Stored data
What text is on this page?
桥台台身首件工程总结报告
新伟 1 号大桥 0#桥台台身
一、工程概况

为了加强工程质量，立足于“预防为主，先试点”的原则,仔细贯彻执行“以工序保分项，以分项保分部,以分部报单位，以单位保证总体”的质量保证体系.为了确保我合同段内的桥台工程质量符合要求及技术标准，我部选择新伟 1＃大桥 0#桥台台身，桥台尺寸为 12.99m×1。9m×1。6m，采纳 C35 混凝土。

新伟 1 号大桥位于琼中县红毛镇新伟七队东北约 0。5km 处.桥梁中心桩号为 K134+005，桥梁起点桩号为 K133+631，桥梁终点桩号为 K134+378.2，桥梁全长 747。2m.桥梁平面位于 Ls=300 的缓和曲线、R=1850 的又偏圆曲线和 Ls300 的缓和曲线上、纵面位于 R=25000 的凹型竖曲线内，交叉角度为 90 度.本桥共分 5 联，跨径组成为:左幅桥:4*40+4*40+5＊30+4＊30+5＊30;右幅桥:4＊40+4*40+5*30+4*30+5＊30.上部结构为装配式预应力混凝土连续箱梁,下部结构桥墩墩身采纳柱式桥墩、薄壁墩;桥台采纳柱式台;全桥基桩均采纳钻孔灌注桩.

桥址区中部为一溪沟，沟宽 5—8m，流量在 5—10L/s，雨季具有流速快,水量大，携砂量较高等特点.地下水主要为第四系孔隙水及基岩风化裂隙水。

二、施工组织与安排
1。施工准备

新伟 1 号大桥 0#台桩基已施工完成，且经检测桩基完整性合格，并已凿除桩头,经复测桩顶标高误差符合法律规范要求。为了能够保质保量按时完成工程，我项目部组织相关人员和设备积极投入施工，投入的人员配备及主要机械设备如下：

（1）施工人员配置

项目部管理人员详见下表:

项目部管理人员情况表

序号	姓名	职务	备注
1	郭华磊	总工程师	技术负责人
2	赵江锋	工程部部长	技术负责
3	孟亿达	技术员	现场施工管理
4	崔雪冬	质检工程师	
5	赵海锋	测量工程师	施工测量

• [YOUR INSTRUCTIONS]: Faithfully transcribe the whole of the data.

• [ANSWER FOR THIS EXERCISE]:
What text is on this page?
桥台台身首件工程总结报告
新伟 1 号大桥 0#桥台台身
一、工程概况

为了加强工程质量，立足于“预防为主，先试点”的原则,仔细贯彻执行“以工序保分项，以分项保分部,以分部报单位，以单位保证总体”的质量保证体系.为了确保我合同段内的桥台工程质量符合要求及技术标准，我部选择新伟 1＃大桥 0#桥台台身，桥台尺寸为 12.99m×1。9m×1。6m，采纳 C35 混凝土。

新伟 1 号大桥位于琼中县红毛镇新伟七队东北约 0。5km 处.桥梁中心桩号为 K134+005，桥梁起点桩号为 K133+631，桥梁终点桩号为 K134+378.2，桥梁全长 747。2m.桥梁平面位于 Ls=300 的缓和曲线、R=1850 的又偏圆曲线和 Ls300 的缓和曲线上、纵面位于 R=25000 的凹型竖曲线内，交叉角度为 90 度.本桥共分 5 联，跨径组成为:左幅桥:4*40+4*40+5＊30+4＊30+5＊30;右幅桥:4＊40+4*40+5*30+4*30+5＊30.上部结构为装配式预应力混凝土连续箱梁,下部结构桥墩墩身采纳柱式桥墩、薄壁墩;桥台采纳柱式台;全桥基桩均采纳钻孔灌注桩.

桥址区中部为一溪沟，沟宽 5—8m，流量在 5—10L/s，雨季具有流速快,水量大，携砂量较高等特点.地下水主要为第四系孔隙水及基岩风化裂隙水。

二、施工组织与安排
1。施工准备

新伟 1 号大桥 0#台桩基已施工完成，且经检测桩基完整性合格，并已凿除桩头,经复测桩顶标高误差符合法律规范要求。为了能够保质保量按时完成工程，我项目部组织相关人员和设备积极投入施工，投入的人员配备及主要机械设备如下：

（1）施工人员配置

项目部管理人员详见下表:

项目部管理人员情况表

序号	姓名	职务	备注
1	郭华磊	总工程师	技术负责人
2	赵江锋	工程部部长	技术负责
3	孟亿达	技术员	现场施工管理
4	崔雪冬	质检工程师	
5	赵海锋	测量工程师	施工测量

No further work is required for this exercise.